[Data extracted from a collection]

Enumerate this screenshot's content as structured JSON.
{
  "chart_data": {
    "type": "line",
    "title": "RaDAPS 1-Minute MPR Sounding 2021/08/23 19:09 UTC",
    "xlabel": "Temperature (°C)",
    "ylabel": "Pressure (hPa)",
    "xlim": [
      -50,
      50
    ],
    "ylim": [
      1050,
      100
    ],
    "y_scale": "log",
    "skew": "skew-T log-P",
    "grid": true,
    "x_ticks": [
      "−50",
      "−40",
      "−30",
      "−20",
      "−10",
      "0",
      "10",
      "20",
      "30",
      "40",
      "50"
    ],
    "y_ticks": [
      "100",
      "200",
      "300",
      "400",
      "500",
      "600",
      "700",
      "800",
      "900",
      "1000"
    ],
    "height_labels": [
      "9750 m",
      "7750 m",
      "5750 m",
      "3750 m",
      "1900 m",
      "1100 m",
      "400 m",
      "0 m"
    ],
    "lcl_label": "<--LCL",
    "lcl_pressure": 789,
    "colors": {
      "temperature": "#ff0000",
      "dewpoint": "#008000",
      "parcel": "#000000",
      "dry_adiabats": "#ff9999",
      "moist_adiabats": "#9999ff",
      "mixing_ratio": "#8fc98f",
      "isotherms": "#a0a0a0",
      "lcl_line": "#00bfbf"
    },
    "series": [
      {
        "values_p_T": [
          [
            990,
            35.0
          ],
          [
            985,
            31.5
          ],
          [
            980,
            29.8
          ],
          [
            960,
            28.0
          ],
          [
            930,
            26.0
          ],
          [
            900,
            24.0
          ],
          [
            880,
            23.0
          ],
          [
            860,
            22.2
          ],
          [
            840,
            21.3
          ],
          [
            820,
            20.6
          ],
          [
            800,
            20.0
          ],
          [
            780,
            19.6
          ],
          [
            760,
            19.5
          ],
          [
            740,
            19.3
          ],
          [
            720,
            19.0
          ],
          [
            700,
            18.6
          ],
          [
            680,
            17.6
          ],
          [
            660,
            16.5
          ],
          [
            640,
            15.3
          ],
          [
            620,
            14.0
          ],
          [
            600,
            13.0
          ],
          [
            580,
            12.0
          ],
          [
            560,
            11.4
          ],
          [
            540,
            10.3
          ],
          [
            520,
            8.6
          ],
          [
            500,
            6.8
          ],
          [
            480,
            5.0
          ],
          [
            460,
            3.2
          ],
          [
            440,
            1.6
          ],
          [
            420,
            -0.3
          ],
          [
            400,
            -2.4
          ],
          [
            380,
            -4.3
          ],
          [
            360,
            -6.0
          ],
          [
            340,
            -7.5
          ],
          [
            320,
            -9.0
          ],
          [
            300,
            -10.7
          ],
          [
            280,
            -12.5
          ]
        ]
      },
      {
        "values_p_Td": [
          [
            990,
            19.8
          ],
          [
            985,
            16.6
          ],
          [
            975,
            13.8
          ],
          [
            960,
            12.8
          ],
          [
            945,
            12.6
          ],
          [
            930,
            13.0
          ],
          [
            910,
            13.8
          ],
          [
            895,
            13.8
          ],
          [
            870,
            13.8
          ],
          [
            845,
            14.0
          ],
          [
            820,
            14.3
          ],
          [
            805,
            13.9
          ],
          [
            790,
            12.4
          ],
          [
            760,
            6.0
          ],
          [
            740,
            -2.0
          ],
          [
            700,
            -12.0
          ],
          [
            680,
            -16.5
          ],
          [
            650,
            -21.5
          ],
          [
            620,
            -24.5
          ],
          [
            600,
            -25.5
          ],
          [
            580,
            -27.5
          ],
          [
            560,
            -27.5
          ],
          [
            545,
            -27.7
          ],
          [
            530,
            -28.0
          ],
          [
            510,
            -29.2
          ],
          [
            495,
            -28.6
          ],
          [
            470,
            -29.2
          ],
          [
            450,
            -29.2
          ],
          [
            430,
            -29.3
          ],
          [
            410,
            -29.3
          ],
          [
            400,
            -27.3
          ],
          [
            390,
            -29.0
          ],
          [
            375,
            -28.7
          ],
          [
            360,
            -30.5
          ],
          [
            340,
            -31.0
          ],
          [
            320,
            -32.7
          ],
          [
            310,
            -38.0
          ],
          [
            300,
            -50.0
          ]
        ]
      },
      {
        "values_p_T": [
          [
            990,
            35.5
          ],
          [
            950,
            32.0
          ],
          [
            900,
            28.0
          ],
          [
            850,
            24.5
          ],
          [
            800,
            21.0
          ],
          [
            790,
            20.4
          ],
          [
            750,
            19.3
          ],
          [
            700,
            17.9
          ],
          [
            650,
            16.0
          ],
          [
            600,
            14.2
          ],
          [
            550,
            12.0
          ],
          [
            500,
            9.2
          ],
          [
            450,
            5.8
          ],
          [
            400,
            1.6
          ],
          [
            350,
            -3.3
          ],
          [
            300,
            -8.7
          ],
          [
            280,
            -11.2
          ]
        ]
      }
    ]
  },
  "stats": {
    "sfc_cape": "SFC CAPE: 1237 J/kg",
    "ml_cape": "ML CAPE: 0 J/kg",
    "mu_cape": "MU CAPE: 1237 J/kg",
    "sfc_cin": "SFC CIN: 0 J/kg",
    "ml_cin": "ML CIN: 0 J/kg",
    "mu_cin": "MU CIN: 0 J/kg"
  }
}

#### Goal of the exercise
State only how many lines in the material include "CAPE".

#### Result
3